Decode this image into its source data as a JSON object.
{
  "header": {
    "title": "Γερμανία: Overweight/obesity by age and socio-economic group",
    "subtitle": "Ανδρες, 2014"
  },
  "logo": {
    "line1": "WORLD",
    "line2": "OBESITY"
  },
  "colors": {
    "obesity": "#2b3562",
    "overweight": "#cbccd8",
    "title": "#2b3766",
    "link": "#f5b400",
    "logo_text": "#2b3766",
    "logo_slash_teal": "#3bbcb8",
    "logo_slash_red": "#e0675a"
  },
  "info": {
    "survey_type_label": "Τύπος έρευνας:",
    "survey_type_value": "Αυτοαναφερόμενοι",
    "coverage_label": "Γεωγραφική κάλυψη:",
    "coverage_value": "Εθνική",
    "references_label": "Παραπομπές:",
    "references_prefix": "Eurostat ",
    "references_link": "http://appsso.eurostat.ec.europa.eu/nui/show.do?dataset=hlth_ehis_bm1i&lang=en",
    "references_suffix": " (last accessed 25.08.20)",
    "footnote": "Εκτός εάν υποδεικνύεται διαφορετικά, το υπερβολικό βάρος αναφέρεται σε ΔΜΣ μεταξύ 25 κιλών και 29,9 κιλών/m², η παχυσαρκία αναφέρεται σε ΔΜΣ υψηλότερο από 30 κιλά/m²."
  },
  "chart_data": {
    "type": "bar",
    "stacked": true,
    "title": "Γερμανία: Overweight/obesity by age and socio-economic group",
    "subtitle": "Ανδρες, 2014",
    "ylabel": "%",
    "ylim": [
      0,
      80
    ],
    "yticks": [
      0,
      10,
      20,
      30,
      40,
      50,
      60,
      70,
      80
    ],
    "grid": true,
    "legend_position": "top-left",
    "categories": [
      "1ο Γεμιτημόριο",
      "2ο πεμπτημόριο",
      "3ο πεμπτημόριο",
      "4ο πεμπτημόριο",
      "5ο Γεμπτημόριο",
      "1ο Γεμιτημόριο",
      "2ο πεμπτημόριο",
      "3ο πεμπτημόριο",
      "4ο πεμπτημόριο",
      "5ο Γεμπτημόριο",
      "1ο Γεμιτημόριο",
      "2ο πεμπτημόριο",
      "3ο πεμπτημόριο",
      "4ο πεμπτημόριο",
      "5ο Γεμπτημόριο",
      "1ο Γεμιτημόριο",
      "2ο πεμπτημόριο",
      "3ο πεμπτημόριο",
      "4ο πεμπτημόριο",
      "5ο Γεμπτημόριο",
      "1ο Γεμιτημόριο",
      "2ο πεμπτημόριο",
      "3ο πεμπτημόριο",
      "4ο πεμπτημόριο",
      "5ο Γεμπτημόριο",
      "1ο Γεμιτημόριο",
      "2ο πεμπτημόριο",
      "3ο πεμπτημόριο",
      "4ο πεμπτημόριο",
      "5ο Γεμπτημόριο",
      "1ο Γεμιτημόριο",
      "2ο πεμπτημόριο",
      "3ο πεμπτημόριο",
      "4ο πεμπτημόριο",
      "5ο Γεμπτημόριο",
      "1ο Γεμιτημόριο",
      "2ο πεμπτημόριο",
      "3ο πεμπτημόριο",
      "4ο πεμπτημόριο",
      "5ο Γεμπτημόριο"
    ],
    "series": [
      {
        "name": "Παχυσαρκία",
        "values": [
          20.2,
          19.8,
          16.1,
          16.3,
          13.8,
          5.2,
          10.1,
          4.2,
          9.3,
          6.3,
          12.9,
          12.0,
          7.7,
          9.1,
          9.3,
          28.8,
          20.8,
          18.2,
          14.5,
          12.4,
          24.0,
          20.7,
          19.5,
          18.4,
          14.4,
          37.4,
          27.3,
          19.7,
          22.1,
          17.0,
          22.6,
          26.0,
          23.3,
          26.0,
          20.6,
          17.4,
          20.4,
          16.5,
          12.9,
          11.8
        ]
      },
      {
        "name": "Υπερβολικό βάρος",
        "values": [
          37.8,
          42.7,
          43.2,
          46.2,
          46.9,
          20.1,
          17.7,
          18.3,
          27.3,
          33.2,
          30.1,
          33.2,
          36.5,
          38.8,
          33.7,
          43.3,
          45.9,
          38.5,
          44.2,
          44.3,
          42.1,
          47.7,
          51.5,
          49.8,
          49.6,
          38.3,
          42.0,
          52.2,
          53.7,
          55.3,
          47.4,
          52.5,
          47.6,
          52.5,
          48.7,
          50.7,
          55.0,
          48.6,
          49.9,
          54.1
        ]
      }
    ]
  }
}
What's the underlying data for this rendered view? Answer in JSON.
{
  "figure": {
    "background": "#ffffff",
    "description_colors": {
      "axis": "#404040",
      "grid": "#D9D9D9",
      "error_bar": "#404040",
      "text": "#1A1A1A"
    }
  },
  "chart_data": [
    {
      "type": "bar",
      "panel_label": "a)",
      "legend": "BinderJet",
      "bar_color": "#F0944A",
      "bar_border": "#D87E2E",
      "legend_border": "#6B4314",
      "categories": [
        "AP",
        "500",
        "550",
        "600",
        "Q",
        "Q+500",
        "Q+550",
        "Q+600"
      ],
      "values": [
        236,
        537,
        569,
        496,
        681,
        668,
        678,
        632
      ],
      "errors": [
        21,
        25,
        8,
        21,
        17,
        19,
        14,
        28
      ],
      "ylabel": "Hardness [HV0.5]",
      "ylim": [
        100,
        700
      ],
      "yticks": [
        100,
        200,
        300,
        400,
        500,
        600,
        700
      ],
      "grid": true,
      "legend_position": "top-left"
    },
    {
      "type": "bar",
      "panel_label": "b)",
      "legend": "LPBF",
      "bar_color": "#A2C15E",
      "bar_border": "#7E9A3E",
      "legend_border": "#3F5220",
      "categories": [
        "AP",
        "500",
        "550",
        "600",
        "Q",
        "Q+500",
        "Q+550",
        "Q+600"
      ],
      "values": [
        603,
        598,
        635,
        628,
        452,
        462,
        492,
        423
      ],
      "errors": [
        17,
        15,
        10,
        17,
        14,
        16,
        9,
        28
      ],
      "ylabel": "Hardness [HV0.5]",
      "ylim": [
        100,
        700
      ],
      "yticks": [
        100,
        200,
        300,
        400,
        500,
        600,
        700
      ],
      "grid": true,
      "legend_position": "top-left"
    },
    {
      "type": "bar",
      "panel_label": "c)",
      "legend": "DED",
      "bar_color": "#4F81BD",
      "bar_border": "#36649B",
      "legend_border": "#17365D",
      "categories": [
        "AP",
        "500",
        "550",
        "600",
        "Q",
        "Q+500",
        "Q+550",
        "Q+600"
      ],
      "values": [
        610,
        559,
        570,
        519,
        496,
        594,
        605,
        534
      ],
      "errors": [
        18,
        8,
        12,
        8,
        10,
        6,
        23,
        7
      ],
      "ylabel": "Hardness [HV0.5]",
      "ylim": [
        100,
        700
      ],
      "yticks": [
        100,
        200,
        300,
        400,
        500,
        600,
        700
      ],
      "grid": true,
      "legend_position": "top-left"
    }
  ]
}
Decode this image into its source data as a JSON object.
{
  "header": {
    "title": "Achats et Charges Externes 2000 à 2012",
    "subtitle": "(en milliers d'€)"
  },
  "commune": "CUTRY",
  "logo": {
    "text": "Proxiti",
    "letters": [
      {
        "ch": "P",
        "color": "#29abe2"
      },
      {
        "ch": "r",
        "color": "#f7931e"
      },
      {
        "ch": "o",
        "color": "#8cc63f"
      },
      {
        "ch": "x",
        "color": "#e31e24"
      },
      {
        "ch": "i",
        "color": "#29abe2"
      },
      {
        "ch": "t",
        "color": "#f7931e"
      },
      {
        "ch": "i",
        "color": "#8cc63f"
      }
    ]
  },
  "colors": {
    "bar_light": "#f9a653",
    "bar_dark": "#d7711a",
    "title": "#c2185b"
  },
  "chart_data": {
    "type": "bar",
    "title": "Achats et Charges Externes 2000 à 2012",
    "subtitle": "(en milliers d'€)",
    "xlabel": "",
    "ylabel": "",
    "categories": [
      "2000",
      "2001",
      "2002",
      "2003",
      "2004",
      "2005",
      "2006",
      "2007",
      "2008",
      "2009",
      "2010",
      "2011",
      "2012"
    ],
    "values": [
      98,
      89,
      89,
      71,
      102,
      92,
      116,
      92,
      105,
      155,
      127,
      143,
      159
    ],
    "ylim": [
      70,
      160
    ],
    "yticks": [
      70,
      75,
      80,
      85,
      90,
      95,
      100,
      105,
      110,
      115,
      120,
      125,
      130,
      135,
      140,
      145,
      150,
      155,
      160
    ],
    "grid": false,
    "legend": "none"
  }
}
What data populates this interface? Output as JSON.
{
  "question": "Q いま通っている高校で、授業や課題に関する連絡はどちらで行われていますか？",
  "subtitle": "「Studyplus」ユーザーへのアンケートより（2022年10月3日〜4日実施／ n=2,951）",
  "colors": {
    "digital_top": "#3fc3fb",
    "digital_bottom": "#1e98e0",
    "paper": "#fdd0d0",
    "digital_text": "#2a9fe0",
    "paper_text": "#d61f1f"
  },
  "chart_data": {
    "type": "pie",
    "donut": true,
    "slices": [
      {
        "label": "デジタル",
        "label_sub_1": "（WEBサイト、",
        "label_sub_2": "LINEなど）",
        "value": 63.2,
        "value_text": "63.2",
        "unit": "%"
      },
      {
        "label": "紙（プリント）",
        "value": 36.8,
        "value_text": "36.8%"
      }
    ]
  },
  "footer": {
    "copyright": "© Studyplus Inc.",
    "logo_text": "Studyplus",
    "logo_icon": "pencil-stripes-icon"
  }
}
########################################
WHAT THE EXERCISE ASKS: Which lines in the listing above hold the word "subtitle"? Show each of them.

EXPECTED ANSWER:
    "subtitle": "Ανδρες, 2014"
    "subtitle": "Ανδρες, 2014",
    "subtitle": "(en milliers d'€)"
    "subtitle": "(en milliers d'€)",
  "subtitle": "「Studyplus」ユーザーへのアンケートより（2022年10月3日〜4日実施／ n=2,951）",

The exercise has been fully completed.